Dataset records:
----------

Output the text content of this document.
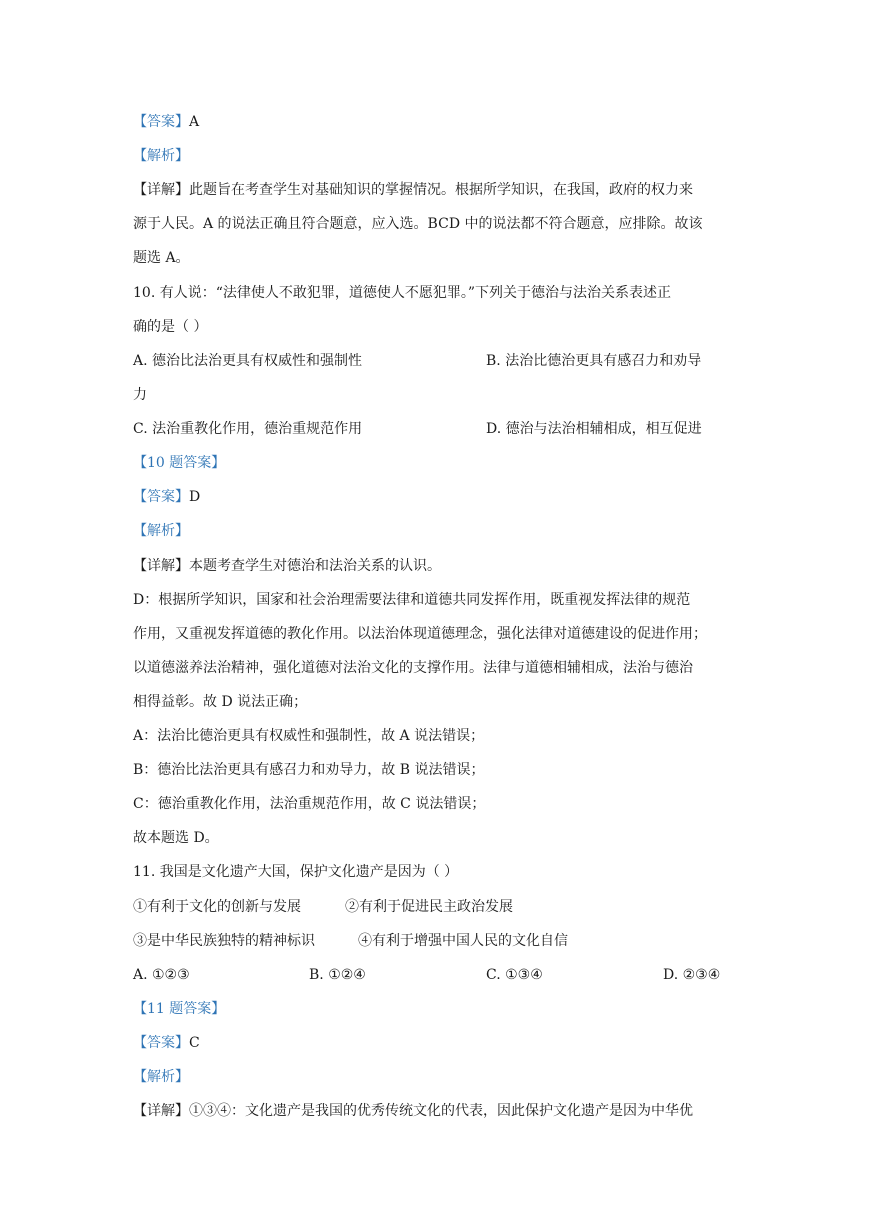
【答案】A
【解析】
【详解】此题旨在考查学生对基础知识的掌握情况。根据所学知识，在我国，政府的权力来
源于人民。A 的说法正确且符合题意，应入选。BCD 中的说法都不符合题意，应排除。故该
题选 A。
10. 有人说：“法律使人不敢犯罪，道德使人不愿犯罪。”下列关于德治与法治关系表述正
确的是（ ）
A. 德治比法治更具有权威性和强制性	B. 法治比德治更具有感召力和劝导
力
C. 法治重教化作用，德治重规范作用	D. 德治与法治相辅相成，相互促进
【10 题答案】
【答案】D
【解析】
【详解】本题考查学生对德治和法治关系的认识。
D：根据所学知识，国家和社会治理需要法律和道德共同发挥作用，既重视发挥法律的规范
作用，又重视发挥道德的教化作用。以法治体现道德理念，强化法律对道德建设的促进作用；
以道德滋养法治精神，强化道德对法治文化的支撑作用。法律与道德相辅相成，法治与德治
相得益彰。故 D 说法正确；
A：法治比德治更具有权威性和强制性，故 A 说法错误；
B：德治比法治更具有感召力和劝导力，故 B 说法错误；
C：德治重教化作用，法治重规范作用，故 C 说法错误；
故本题选 D。
11. 我国是文化遗产大国，保护文化遗产是因为（ ）
①有利于文化的创新与发展	②有利于促进民主政治发展
③是中华民族独特的精神标识	④有利于增强中国人民的文化自信
A. ①②③	B. ①②④	C. ①③④	D. ②③④
【11 题答案】
【答案】C
【解析】
【详解】①③④：文化遗产是我国的优秀传统文化的代表，因此保护文化遗产是因为中华优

----------

Stated goal:
Above are the records; copy every line in them that holds the word "根据所学知识".

The completed task:
【详解】此题旨在考查学生对基础知识的掌握情况。根据所学知识，在我国，政府的权力来
D：根据所学知识，国家和社会治理需要法律和道德共同发挥作用，既重视发挥法律的规范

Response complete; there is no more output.